TO BE DONE: In the listing below, swap "Test Payments are enabled" for "Test Payments are disabled" everywhere it appears, and reproduce every other line without change.

[Stored records]
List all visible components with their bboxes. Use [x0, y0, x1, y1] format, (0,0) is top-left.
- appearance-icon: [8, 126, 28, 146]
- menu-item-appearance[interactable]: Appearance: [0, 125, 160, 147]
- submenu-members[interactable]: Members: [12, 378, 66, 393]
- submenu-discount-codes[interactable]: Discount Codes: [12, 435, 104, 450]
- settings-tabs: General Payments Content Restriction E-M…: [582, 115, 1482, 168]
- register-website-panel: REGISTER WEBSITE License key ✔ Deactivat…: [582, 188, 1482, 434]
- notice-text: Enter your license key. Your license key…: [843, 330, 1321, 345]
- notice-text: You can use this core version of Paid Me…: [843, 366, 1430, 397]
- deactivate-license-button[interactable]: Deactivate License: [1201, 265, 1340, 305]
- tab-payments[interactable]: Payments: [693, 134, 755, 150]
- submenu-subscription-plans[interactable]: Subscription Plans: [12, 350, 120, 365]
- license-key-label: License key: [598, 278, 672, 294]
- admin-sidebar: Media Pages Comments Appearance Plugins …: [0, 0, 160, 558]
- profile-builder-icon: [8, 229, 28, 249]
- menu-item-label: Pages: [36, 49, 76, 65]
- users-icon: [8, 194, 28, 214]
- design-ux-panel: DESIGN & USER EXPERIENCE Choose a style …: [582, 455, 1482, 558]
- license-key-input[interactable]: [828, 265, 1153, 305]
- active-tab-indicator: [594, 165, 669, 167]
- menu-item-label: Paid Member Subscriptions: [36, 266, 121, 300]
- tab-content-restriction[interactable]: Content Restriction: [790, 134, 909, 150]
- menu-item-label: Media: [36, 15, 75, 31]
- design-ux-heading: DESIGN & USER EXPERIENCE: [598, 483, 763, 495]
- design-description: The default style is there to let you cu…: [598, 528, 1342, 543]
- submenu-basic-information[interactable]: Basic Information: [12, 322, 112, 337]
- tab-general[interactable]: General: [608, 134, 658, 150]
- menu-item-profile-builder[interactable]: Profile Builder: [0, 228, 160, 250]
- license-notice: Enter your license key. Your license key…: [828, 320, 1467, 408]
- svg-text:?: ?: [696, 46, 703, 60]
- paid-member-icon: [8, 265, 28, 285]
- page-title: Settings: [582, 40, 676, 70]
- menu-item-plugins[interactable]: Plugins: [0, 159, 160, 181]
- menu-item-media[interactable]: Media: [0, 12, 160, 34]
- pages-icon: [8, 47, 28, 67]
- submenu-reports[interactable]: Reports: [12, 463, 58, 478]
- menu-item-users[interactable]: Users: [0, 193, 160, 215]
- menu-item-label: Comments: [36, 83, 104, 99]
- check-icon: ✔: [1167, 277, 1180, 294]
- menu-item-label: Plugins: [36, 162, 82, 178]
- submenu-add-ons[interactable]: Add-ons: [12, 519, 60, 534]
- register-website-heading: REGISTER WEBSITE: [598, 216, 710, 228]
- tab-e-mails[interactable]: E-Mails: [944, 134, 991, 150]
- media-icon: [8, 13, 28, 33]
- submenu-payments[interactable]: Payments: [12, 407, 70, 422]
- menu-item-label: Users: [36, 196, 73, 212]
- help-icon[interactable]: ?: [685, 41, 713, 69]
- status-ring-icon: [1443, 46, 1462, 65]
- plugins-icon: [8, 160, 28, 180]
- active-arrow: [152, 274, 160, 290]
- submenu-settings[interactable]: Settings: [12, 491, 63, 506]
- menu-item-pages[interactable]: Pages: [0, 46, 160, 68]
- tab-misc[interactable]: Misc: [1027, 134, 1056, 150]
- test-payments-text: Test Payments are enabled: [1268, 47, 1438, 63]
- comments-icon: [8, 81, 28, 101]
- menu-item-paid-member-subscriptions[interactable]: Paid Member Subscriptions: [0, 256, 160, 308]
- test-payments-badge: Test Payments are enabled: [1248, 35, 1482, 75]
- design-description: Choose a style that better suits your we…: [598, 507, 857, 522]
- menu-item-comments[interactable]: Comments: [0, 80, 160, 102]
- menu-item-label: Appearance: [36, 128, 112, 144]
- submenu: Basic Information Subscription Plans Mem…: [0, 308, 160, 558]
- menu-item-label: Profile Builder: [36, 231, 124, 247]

RESPONSE BELOW:
List all visible components with their bboxes. Use [x0, y0, x1, y1] format, (0,0) is top-left.
- appearance-icon: [8, 126, 28, 146]
- menu-item-appearance[interactable]: Appearance: [0, 125, 160, 147]
- submenu-members[interactable]: Members: [12, 378, 66, 393]
- submenu-discount-codes[interactable]: Discount Codes: [12, 435, 104, 450]
- settings-tabs: General Payments Content Restriction E-M…: [582, 115, 1482, 168]
- register-website-panel: REGISTER WEBSITE License key ✔ Deactivat…: [582, 188, 1482, 434]
- notice-text: Enter your license key. Your license key…: [843, 330, 1321, 345]
- notice-text: You can use this core version of Paid Me…: [843, 366, 1430, 397]
- deactivate-license-button[interactable]: Deactivate License: [1201, 265, 1340, 305]
- tab-payments[interactable]: Payments: [693, 134, 755, 150]
- submenu-subscription-plans[interactable]: Subscription Plans: [12, 350, 120, 365]
- license-key-label: License key: [598, 278, 672, 294]
- admin-sidebar: Media Pages Comments Appearance Plugins …: [0, 0, 160, 558]
- profile-builder-icon: [8, 229, 28, 249]
- menu-item-label: Pages: [36, 49, 76, 65]
- users-icon: [8, 194, 28, 214]
- design-ux-panel: DESIGN & USER EXPERIENCE Choose a style …: [582, 455, 1482, 558]
- license-key-input[interactable]: [828, 265, 1153, 305]
- active-tab-indicator: [594, 165, 669, 167]
- menu-item-label: Paid Member Subscriptions: [36, 266, 121, 300]
- tab-content-restriction[interactable]: Content Restriction: [790, 134, 909, 150]
- menu-item-label: Media: [36, 15, 75, 31]
- design-ux-heading: DESIGN & USER EXPERIENCE: [598, 483, 763, 495]
- design-description: The default style is there to let you cu…: [598, 528, 1342, 543]
- submenu-basic-information[interactable]: Basic Information: [12, 322, 112, 337]
- tab-general[interactable]: General: [608, 134, 658, 150]
- menu-item-profile-builder[interactable]: Profile Builder: [0, 228, 160, 250]
- license-notice: Enter your license key. Your license key…: [828, 320, 1467, 408]
- svg-text:?: ?: [696, 46, 703, 60]
- paid-member-icon: [8, 265, 28, 285]
- page-title: Settings: [582, 40, 676, 70]
- menu-item-plugins[interactable]: Plugins: [0, 159, 160, 181]
- menu-item-media[interactable]: Media: [0, 12, 160, 34]
- pages-icon: [8, 47, 28, 67]
- submenu-reports[interactable]: Reports: [12, 463, 58, 478]
- menu-item-users[interactable]: Users: [0, 193, 160, 215]
- menu-item-label: Comments: [36, 83, 104, 99]
- check-icon: ✔: [1167, 277, 1180, 294]
- menu-item-label: Plugins: [36, 162, 82, 178]
- submenu-add-ons[interactable]: Add-ons: [12, 519, 60, 534]
- register-website-heading: REGISTER WEBSITE: [598, 216, 710, 228]
- tab-e-mails[interactable]: E-Mails: [944, 134, 991, 150]
- media-icon: [8, 13, 28, 33]
- submenu-payments[interactable]: Payments: [12, 407, 70, 422]
- menu-item-label: Users: [36, 196, 73, 212]
- help-icon[interactable]: ?: [685, 41, 713, 69]
- status-ring-icon: [1443, 46, 1462, 65]
- plugins-icon: [8, 160, 28, 180]
- active-arrow: [152, 274, 160, 290]
- submenu-settings[interactable]: Settings: [12, 491, 63, 506]
- menu-item-pages[interactable]: Pages: [0, 46, 160, 68]
- tab-misc[interactable]: Misc: [1027, 134, 1056, 150]
- test-payments-text: Test Payments are disabled: [1268, 47, 1438, 63]
- comments-icon: [8, 81, 28, 101]
- menu-item-paid-member-subscriptions[interactable]: Paid Member Subscriptions: [0, 256, 160, 308]
- test-payments-badge: Test Payments are disabled: [1248, 35, 1482, 75]
- design-description: Choose a style that better suits your we…: [598, 507, 857, 522]
- menu-item-comments[interactable]: Comments: [0, 80, 160, 102]
- menu-item-label: Appearance: [36, 128, 112, 144]
- submenu: Basic Information Subscription Plans Mem…: [0, 308, 160, 558]
- menu-item-label: Profile Builder: [36, 231, 124, 247]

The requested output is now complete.